Short problem:
An exact copy of the records is required, minus the pictures they hold.

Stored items
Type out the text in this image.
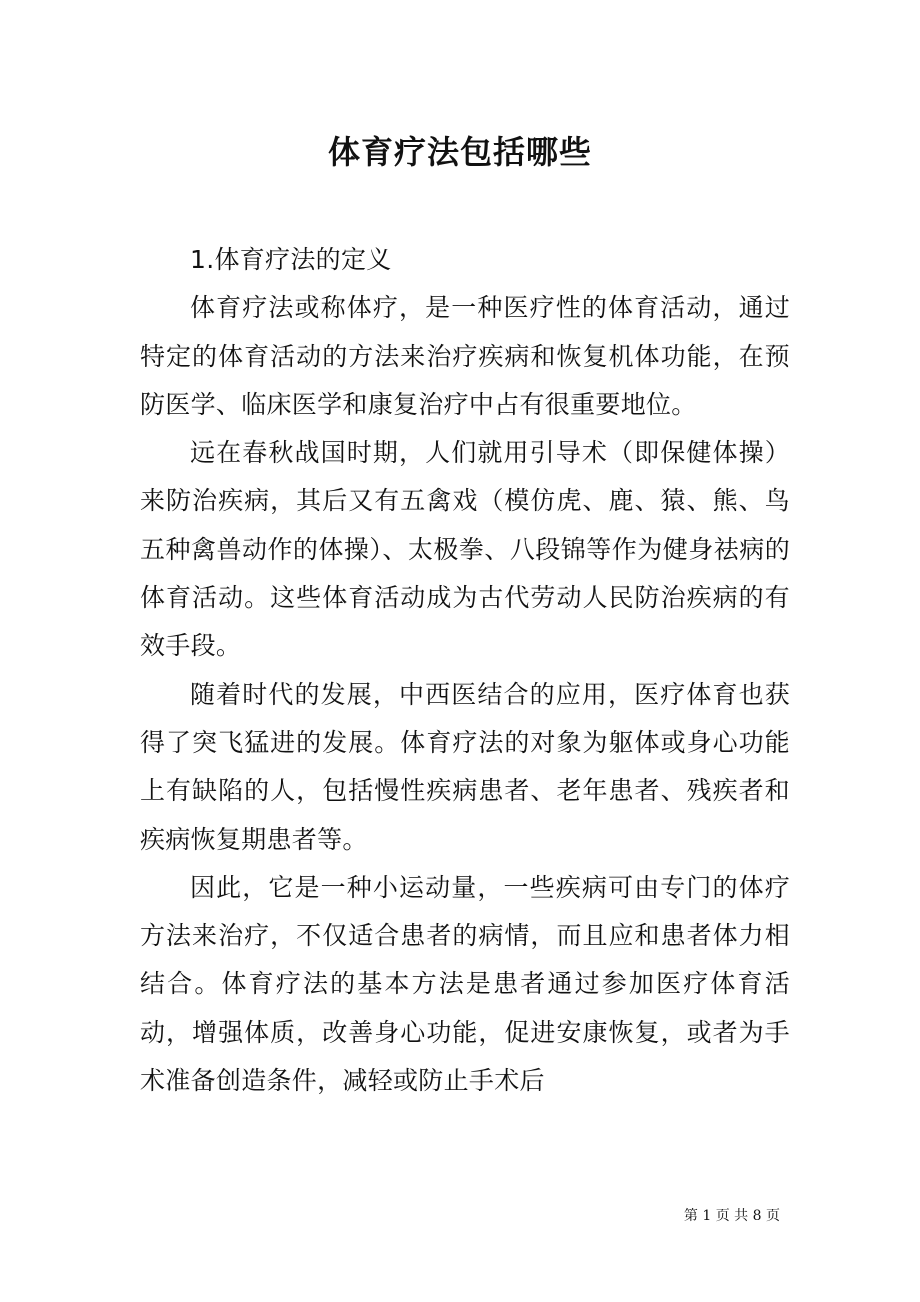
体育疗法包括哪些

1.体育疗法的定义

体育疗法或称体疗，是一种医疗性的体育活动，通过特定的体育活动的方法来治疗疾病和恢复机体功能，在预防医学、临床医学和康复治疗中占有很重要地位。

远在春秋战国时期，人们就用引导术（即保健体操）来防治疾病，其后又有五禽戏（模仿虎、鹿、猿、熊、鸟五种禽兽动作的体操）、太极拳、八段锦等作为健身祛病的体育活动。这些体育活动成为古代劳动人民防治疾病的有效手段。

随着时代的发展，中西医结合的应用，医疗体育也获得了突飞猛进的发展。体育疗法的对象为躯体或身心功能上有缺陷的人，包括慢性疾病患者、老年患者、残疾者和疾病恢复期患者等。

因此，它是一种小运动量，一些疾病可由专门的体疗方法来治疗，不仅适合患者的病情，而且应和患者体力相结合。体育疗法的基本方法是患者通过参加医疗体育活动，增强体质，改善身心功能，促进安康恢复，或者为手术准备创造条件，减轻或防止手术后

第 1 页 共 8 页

Expected answer:
Type out the text in this image.
体育疗法包括哪些

1.体育疗法的定义

体育疗法或称体疗，是一种医疗性的体育活动，通过特定的体育活动的方法来治疗疾病和恢复机体功能，在预防医学、临床医学和康复治疗中占有很重要地位。

远在春秋战国时期，人们就用引导术（即保健体操）来防治疾病，其后又有五禽戏（模仿虎、鹿、猿、熊、鸟五种禽兽动作的体操）、太极拳、八段锦等作为健身祛病的体育活动。这些体育活动成为古代劳动人民防治疾病的有效手段。

随着时代的发展，中西医结合的应用，医疗体育也获得了突飞猛进的发展。体育疗法的对象为躯体或身心功能上有缺陷的人，包括慢性疾病患者、老年患者、残疾者和疾病恢复期患者等。

因此，它是一种小运动量，一些疾病可由专门的体疗方法来治疗，不仅适合患者的病情，而且应和患者体力相结合。体育疗法的基本方法是患者通过参加医疗体育活动，增强体质，改善身心功能，促进安康恢复，或者为手术准备创造条件，减轻或防止手术后

第 1 页 共 8 页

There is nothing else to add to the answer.